### Description of the task
Each entry below should be returned exactly as is, with the pictures removed.

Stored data
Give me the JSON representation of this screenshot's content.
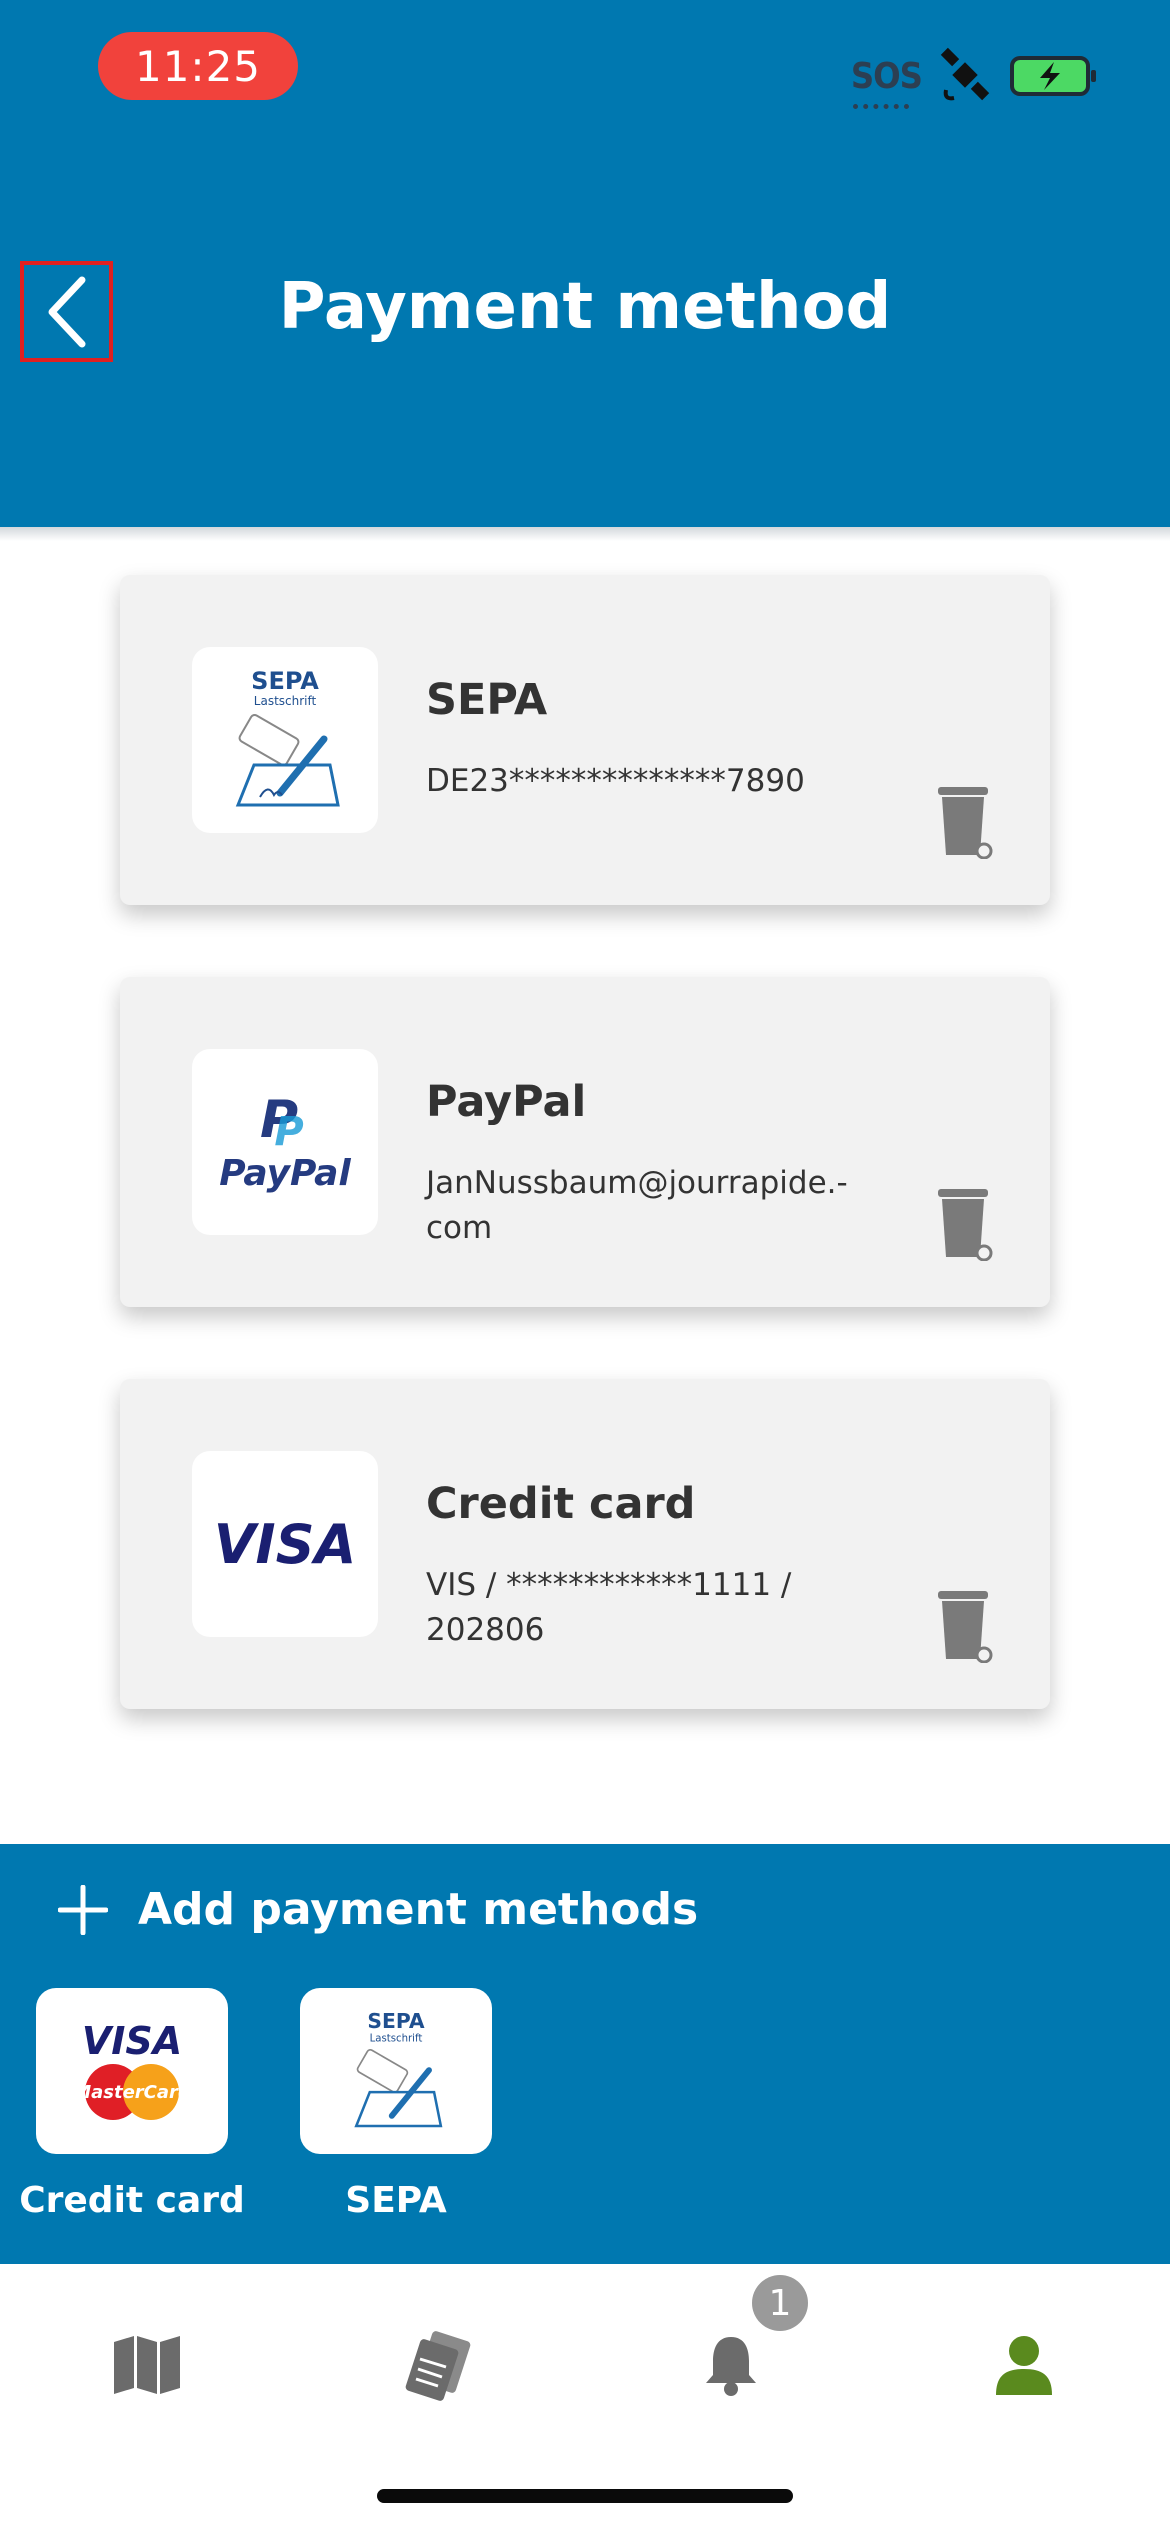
{
  "status_bar": {
    "time": "11:25",
    "sos_label": "SOS"
  },
  "header": {
    "title": "Payment method",
    "back_icon": "chevron-left-icon"
  },
  "payment_methods": [
    {
      "title": "SEPA",
      "detail": "DE23**************7890",
      "logo_text": "SEPA",
      "logo_sub": "Lastschrift",
      "delete_icon": "trash-icon"
    },
    {
      "title": "PayPal",
      "detail": "JanNussbaum@jourrapide.-\ncom",
      "logo_text": "PayPal",
      "delete_icon": "trash-icon"
    },
    {
      "title": "Credit card",
      "detail": "VIS / ************1111 /\n202806",
      "logo_text": "VISA",
      "delete_icon": "trash-icon"
    }
  ],
  "add_section": {
    "label": "Add payment methods",
    "options": [
      {
        "label": "Credit card",
        "logo_visa": "VISA",
        "logo_mc": "MasterCard"
      },
      {
        "label": "SEPA",
        "logo_text": "SEPA",
        "logo_sub": "Lastschrift"
      }
    ]
  },
  "tabbar": {
    "tabs": [
      {
        "icon": "map-icon",
        "active": false
      },
      {
        "icon": "tickets-icon",
        "active": false
      },
      {
        "icon": "bell-icon",
        "active": false,
        "badge": "1"
      },
      {
        "icon": "profile-icon",
        "active": true
      }
    ]
  },
  "colors": {
    "brand_blue": "#0078b0",
    "card_bg": "#f2f2f2",
    "active_tab": "#5a8a1e",
    "inactive_tab": "#6b6b6b",
    "time_pill": "#f1423c"
  }
}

### The response
Give me the JSON representation of this screenshot's content.
{
  "status_bar": {
    "time": "11:25",
    "sos_label": "SOS"
  },
  "header": {
    "title": "Payment method",
    "back_icon": "chevron-left-icon"
  },
  "payment_methods": [
    {
      "title": "SEPA",
      "detail": "DE23**************7890",
      "logo_text": "SEPA",
      "logo_sub": "Lastschrift",
      "delete_icon": "trash-icon"
    },
    {
      "title": "PayPal",
      "detail": "JanNussbaum@jourrapide.-\ncom",
      "logo_text": "PayPal",
      "delete_icon": "trash-icon"
    },
    {
      "title": "Credit card",
      "detail": "VIS / ************1111 /\n202806",
      "logo_text": "VISA",
      "delete_icon": "trash-icon"
    }
  ],
  "add_section": {
    "label": "Add payment methods",
    "options": [
      {
        "label": "Credit card",
        "logo_visa": "VISA",
        "logo_mc": "MasterCard"
      },
      {
        "label": "SEPA",
        "logo_text": "SEPA",
        "logo_sub": "Lastschrift"
      }
    ]
  },
  "tabbar": {
    "tabs": [
      {
        "icon": "map-icon",
        "active": false
      },
      {
        "icon": "tickets-icon",
        "active": false
      },
      {
        "icon": "bell-icon",
        "active": false,
        "badge": "1"
      },
      {
        "icon": "profile-icon",
        "active": true
      }
    ]
  },
  "colors": {
    "brand_blue": "#0078b0",
    "card_bg": "#f2f2f2",
    "active_tab": "#5a8a1e",
    "inactive_tab": "#6b6b6b",
    "time_pill": "#f1423c"
  }
}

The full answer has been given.